### What needs to be done
Show, in full, each line of the data that contains "терроризма".

(Data excerpts)
— BEGIN —

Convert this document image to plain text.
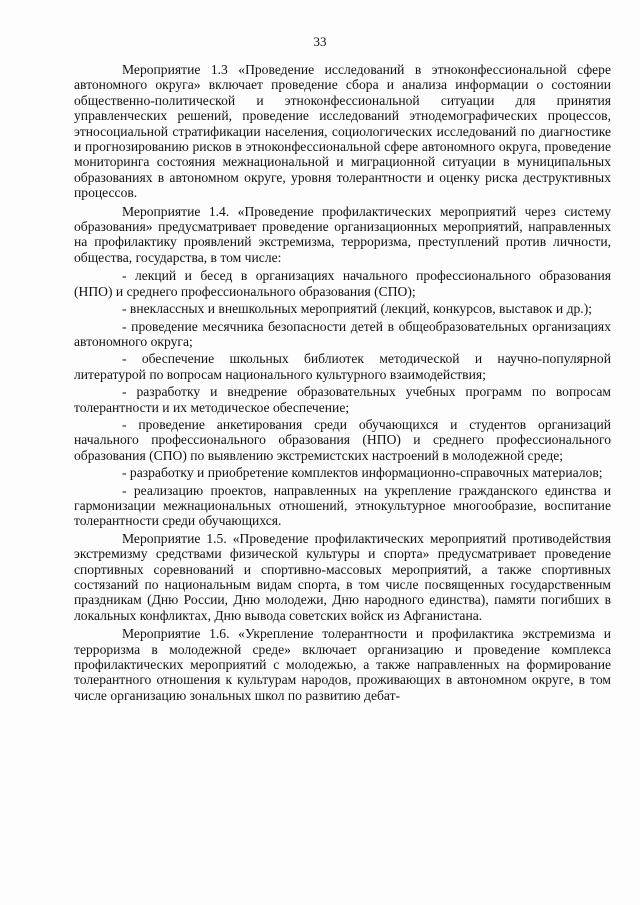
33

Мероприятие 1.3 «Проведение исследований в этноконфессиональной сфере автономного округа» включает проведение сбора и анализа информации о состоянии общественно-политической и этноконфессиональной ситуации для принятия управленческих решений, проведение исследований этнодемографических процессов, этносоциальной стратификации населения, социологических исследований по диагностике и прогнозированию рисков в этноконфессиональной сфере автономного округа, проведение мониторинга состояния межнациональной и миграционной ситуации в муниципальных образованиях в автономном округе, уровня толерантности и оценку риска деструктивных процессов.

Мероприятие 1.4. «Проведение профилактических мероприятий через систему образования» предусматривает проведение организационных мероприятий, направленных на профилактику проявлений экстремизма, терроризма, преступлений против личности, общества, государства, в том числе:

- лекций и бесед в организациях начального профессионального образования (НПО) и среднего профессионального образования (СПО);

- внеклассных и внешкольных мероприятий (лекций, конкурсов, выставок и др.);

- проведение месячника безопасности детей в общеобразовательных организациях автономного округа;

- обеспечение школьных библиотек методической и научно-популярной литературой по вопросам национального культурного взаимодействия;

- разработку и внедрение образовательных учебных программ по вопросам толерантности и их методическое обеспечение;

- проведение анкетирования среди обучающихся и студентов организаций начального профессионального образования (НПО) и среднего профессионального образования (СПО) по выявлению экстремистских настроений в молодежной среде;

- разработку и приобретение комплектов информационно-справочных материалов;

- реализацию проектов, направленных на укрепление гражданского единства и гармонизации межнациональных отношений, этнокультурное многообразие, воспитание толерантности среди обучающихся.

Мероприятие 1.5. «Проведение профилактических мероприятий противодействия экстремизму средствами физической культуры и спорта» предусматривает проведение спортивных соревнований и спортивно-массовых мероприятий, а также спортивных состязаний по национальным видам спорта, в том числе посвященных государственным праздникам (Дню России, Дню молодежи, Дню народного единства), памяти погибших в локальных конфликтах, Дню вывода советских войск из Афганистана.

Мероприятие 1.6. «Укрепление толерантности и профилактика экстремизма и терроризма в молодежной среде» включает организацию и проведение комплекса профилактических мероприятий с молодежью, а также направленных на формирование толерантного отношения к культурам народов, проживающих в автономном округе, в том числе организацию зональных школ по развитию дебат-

— END —
— BEGIN —

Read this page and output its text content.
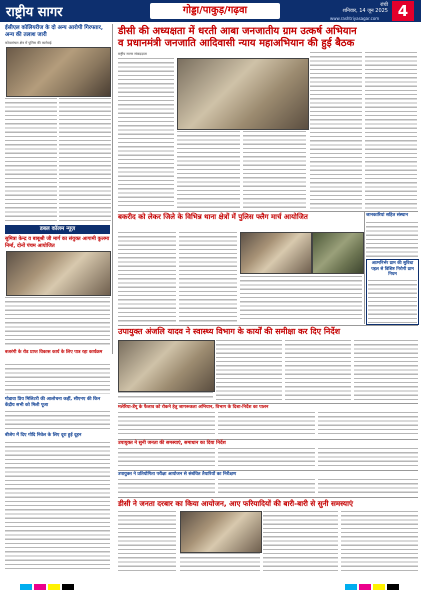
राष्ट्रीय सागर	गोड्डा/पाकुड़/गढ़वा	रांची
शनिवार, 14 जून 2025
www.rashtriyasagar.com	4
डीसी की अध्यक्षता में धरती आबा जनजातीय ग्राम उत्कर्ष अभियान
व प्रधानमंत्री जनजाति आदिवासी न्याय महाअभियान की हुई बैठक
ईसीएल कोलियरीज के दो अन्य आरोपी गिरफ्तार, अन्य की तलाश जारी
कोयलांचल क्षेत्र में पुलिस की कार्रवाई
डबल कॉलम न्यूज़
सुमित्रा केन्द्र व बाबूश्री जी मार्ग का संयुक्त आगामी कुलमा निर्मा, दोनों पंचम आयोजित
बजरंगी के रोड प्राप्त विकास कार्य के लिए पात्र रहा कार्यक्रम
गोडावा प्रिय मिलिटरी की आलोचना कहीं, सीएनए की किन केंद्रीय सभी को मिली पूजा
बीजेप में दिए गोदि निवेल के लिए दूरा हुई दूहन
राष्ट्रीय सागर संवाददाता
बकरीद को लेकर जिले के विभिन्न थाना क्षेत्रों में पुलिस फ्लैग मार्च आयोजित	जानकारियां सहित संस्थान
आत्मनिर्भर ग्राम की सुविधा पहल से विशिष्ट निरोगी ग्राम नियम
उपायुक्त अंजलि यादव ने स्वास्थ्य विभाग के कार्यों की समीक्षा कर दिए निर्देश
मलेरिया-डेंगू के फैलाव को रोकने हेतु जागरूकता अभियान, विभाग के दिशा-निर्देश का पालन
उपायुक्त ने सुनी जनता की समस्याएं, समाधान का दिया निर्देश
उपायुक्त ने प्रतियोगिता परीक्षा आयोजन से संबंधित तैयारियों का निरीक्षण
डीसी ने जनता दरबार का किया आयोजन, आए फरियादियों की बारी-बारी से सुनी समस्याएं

— END —
— BEGIN —

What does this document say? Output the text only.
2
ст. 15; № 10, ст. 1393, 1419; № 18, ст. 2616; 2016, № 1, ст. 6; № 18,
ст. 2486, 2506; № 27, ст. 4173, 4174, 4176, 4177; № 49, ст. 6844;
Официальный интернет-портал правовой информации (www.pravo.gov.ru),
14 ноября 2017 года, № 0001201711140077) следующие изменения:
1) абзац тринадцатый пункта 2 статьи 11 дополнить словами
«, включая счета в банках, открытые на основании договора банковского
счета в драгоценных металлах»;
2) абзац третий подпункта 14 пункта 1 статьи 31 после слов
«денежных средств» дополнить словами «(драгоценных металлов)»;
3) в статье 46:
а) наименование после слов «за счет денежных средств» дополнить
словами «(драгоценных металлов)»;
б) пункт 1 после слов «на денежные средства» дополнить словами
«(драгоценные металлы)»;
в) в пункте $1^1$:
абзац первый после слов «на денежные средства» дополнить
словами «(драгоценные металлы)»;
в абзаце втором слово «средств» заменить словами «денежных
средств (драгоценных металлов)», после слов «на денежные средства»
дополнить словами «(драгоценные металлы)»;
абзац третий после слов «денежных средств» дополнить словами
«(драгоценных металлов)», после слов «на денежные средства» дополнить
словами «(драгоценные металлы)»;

— END —

### Written solution
Мероприятие 1.4. «Проведение профилактических мероприятий через систему образования» предусматривает проведение организационных мероприятий, направленных на профилактику проявлений экстремизма, терроризма, преступлений против личности, общества, государства, в том числе:
Мероприятие 1.6. «Укрепление толерантности и профилактика экстремизма и терроризма в молодежной среде» включает организацию и проведение комплекса профилактических мероприятий с молодежью, а также направленных на формирование толерантного отношения к культурам народов, проживающих в автономном округе, в том числе организацию зональных школ по развитию дебат-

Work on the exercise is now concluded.